Exercise goal: For the entries below, how many lines include the word "name"? Give the figure and nothing more.

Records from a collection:
§

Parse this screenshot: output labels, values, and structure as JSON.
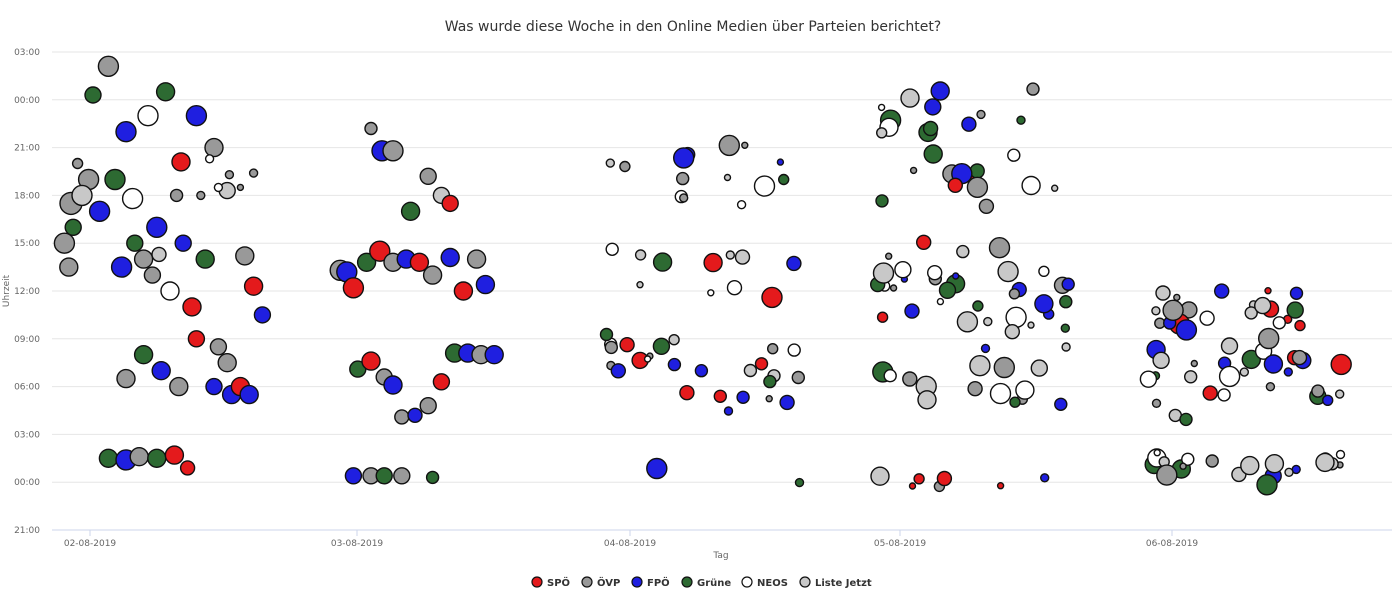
{
  "chart_data": {
    "type": "scatter",
    "title": "Was wurde diese Woche in den Online Medien über Parteien berichtet?",
    "xlabel": "Tag",
    "ylabel": "Uhrzeit",
    "x_categories": [
      "02-08-2019",
      "03-08-2019",
      "04-08-2019",
      "05-08-2019",
      "06-08-2019"
    ],
    "y_ticks": [
      "03:00",
      "00:00",
      "21:00",
      "18:00",
      "15:00",
      "12:00",
      "09:00",
      "06:00",
      "03:00",
      "00:00",
      "21:00"
    ],
    "ylim_hours": [
      -3,
      27
    ],
    "grid": true,
    "legend_position": "bottom-center",
    "series": [
      {
        "name": "SPÖ",
        "color": "#e41a1c"
      },
      {
        "name": "ÖVP",
        "color": "#999999"
      },
      {
        "name": "FPÖ",
        "color": "#1f1fe0"
      },
      {
        "name": "Grüne",
        "color": "#2d6a32"
      },
      {
        "name": "NEOS",
        "color": "#ffffff"
      },
      {
        "name": "Liste Jetzt",
        "color": "#c8c8c8"
      }
    ],
    "points": [
      [
        0,
        0.38,
        14,
        9,
        1
      ],
      [
        0,
        0.44,
        16,
        10,
        2
      ],
      [
        0,
        0.22,
        26.1,
        10,
        1
      ],
      [
        0,
        0.15,
        24.3,
        8,
        3
      ],
      [
        0,
        0.08,
        20,
        5,
        1
      ],
      [
        0,
        0.13,
        19,
        10,
        1
      ],
      [
        0,
        0.18,
        17,
        10,
        2
      ],
      [
        0,
        0.25,
        19,
        10,
        3
      ],
      [
        0,
        0.3,
        22,
        10,
        2
      ],
      [
        0,
        0.4,
        23,
        10,
        4
      ],
      [
        0,
        0.48,
        24.5,
        9,
        3
      ],
      [
        0,
        0.55,
        20.1,
        9,
        0
      ],
      [
        0,
        0.62,
        23,
        10,
        2
      ],
      [
        0,
        0.7,
        21,
        9,
        1
      ],
      [
        0,
        0.76,
        18.3,
        8,
        5
      ],
      [
        0,
        0.34,
        15,
        8,
        3
      ],
      [
        0,
        0.42,
        13,
        8,
        1
      ],
      [
        0,
        0.5,
        12,
        9,
        4
      ],
      [
        0,
        0.56,
        15,
        8,
        2
      ],
      [
        0,
        0.6,
        11,
        9,
        0
      ],
      [
        0,
        0.66,
        14,
        9,
        3
      ],
      [
        0,
        0.72,
        8.5,
        8,
        1
      ],
      [
        0,
        0.78,
        5.5,
        9,
        2
      ],
      [
        0,
        0.84,
        14.2,
        9,
        1
      ],
      [
        0,
        0.88,
        12.3,
        9,
        0
      ],
      [
        0,
        0.92,
        10.5,
        8,
        2
      ],
      [
        0,
        0.3,
        6.5,
        9,
        1
      ],
      [
        0,
        0.38,
        8,
        9,
        3
      ],
      [
        0,
        0.46,
        7,
        9,
        2
      ],
      [
        0,
        0.54,
        6,
        9,
        1
      ],
      [
        0,
        0.62,
        9,
        8,
        0
      ],
      [
        0,
        0.7,
        6,
        8,
        2
      ],
      [
        0,
        0.76,
        7.5,
        9,
        1
      ],
      [
        0,
        0.82,
        6,
        9,
        0
      ],
      [
        0,
        0.86,
        5.5,
        9,
        2
      ],
      [
        0,
        0.22,
        1.5,
        9,
        3
      ],
      [
        0,
        0.3,
        1.4,
        10,
        2
      ],
      [
        0,
        0.36,
        1.6,
        9,
        1
      ],
      [
        0,
        0.44,
        1.5,
        9,
        3
      ],
      [
        0,
        0.52,
        1.7,
        9,
        0
      ],
      [
        0,
        0.58,
        0.9,
        7,
        0
      ],
      [
        0,
        0.05,
        17.5,
        11,
        1
      ],
      [
        0,
        0.1,
        18,
        10,
        5
      ],
      [
        0,
        0.02,
        15,
        10,
        1
      ],
      [
        0,
        0.04,
        13.5,
        9,
        1
      ],
      [
        0,
        0.06,
        16,
        8,
        3
      ],
      [
        0,
        0.28,
        13.5,
        10,
        2
      ],
      [
        0,
        0.33,
        17.8,
        10,
        4
      ],
      [
        0,
        0.45,
        14.3,
        7,
        5
      ],
      [
        0,
        0.53,
        18,
        6,
        1
      ],
      [
        0,
        0.64,
        18,
        4,
        1
      ],
      [
        0,
        0.68,
        20.3,
        4,
        4
      ],
      [
        0,
        0.72,
        18.5,
        4,
        4
      ],
      [
        0,
        0.77,
        19.3,
        4,
        1
      ],
      [
        0,
        0.82,
        18.5,
        3,
        1
      ],
      [
        0,
        0.88,
        19.4,
        4,
        1
      ],
      [
        1,
        0.06,
        13.3,
        10,
        1
      ],
      [
        1,
        0.09,
        13.2,
        10,
        2
      ],
      [
        1,
        0.12,
        12.2,
        10,
        0
      ],
      [
        1,
        0.18,
        13.8,
        9,
        3
      ],
      [
        1,
        0.24,
        14.5,
        10,
        0
      ],
      [
        1,
        0.3,
        13.8,
        9,
        1
      ],
      [
        1,
        0.36,
        14,
        9,
        2
      ],
      [
        1,
        0.42,
        13.8,
        9,
        0
      ],
      [
        1,
        0.48,
        13,
        9,
        1
      ],
      [
        1,
        0.56,
        14.1,
        9,
        2
      ],
      [
        1,
        0.62,
        12,
        9,
        0
      ],
      [
        1,
        0.68,
        14,
        9,
        1
      ],
      [
        1,
        0.72,
        12.4,
        9,
        2
      ],
      [
        1,
        0.2,
        22.2,
        6,
        1
      ],
      [
        1,
        0.25,
        20.8,
        10,
        2
      ],
      [
        1,
        0.3,
        20.8,
        10,
        1
      ],
      [
        1,
        0.38,
        17,
        9,
        3
      ],
      [
        1,
        0.46,
        19.2,
        8,
        1
      ],
      [
        1,
        0.52,
        18,
        8,
        5
      ],
      [
        1,
        0.56,
        17.5,
        8,
        0
      ],
      [
        1,
        0.14,
        7.1,
        8,
        3
      ],
      [
        1,
        0.2,
        7.6,
        9,
        0
      ],
      [
        1,
        0.26,
        6.6,
        8,
        1
      ],
      [
        1,
        0.3,
        6.1,
        9,
        2
      ],
      [
        1,
        0.34,
        4.1,
        7,
        1
      ],
      [
        1,
        0.4,
        4.2,
        7,
        2
      ],
      [
        1,
        0.46,
        4.8,
        8,
        1
      ],
      [
        1,
        0.52,
        6.3,
        8,
        0
      ],
      [
        1,
        0.58,
        8.1,
        9,
        3
      ],
      [
        1,
        0.64,
        8.1,
        9,
        2
      ],
      [
        1,
        0.7,
        8,
        9,
        1
      ],
      [
        1,
        0.76,
        8,
        9,
        2
      ],
      [
        1,
        0.12,
        0.4,
        8,
        2
      ],
      [
        1,
        0.2,
        0.4,
        8,
        1
      ],
      [
        1,
        0.26,
        0.4,
        8,
        3
      ],
      [
        1,
        0.34,
        0.4,
        8,
        1
      ],
      [
        1,
        0.48,
        0.3,
        6,
        3
      ]
    ]
  },
  "legend": {
    "items": [
      {
        "label": "SPÖ",
        "color": "#e41a1c"
      },
      {
        "label": "ÖVP",
        "color": "#999999"
      },
      {
        "label": "FPÖ",
        "color": "#1f1fe0"
      },
      {
        "label": "Grüne",
        "color": "#2d6a32"
      },
      {
        "label": "NEOS",
        "color": "#ffffff"
      },
      {
        "label": "Liste Jetzt",
        "color": "#c8c8c8"
      }
    ]
  }
}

§

Correct response: 6